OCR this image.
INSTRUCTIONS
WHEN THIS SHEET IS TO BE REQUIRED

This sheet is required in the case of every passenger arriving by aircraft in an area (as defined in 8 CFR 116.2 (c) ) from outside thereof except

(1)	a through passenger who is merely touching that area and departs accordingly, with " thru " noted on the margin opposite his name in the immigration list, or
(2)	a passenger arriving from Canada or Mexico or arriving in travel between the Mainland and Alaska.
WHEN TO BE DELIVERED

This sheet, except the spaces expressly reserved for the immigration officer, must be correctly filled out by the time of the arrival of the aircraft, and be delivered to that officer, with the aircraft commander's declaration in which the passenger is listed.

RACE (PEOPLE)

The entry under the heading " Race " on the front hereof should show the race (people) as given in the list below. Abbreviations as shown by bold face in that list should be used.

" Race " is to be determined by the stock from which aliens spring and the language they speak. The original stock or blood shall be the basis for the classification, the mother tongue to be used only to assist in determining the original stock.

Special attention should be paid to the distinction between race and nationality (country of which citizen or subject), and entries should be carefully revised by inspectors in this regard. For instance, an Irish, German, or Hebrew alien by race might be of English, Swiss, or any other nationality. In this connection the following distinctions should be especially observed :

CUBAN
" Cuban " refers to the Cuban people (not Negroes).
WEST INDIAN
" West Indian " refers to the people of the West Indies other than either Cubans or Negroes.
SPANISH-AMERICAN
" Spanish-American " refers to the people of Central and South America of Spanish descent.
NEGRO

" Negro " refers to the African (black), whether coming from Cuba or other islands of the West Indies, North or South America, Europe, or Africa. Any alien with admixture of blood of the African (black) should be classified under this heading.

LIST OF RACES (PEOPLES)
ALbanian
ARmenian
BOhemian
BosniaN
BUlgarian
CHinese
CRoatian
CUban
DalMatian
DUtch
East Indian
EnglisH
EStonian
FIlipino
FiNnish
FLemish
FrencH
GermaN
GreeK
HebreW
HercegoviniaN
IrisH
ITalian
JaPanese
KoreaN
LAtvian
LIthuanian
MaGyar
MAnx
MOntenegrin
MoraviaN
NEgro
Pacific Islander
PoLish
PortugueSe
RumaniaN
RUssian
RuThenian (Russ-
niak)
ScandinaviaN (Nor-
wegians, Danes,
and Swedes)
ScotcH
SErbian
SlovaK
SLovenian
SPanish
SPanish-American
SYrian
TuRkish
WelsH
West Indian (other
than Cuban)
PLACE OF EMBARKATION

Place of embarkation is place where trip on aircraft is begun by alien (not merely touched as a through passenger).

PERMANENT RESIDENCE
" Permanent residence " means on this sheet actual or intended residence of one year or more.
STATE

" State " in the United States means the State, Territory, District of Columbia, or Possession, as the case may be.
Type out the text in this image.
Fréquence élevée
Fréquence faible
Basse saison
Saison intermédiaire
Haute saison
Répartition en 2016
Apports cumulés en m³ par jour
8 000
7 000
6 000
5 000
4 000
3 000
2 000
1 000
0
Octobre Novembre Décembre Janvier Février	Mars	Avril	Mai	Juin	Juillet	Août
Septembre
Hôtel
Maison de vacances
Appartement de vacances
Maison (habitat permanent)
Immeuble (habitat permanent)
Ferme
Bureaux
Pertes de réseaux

**SET EXERCISE:** Starting at the line that contains "Type out the text in this image.", print every line through the end of the listing, word for word. Leave out all the rest.

**RESPONSE:**
Type out the text in this image.
Fréquence élevée
Fréquence faible
Basse saison
Saison intermédiaire
Haute saison
Répartition en 2016
Apports cumulés en m³ par jour
8 000
7 000
6 000
5 000
4 000
3 000
2 000
1 000
0
Octobre Novembre Décembre Janvier Février	Mars	Avril	Mai	Juin	Juillet	Août
Septembre
Hôtel
Maison de vacances
Appartement de vacances
Maison (habitat permanent)
Immeuble (habitat permanent)
Ferme
Bureaux
Pertes de réseaux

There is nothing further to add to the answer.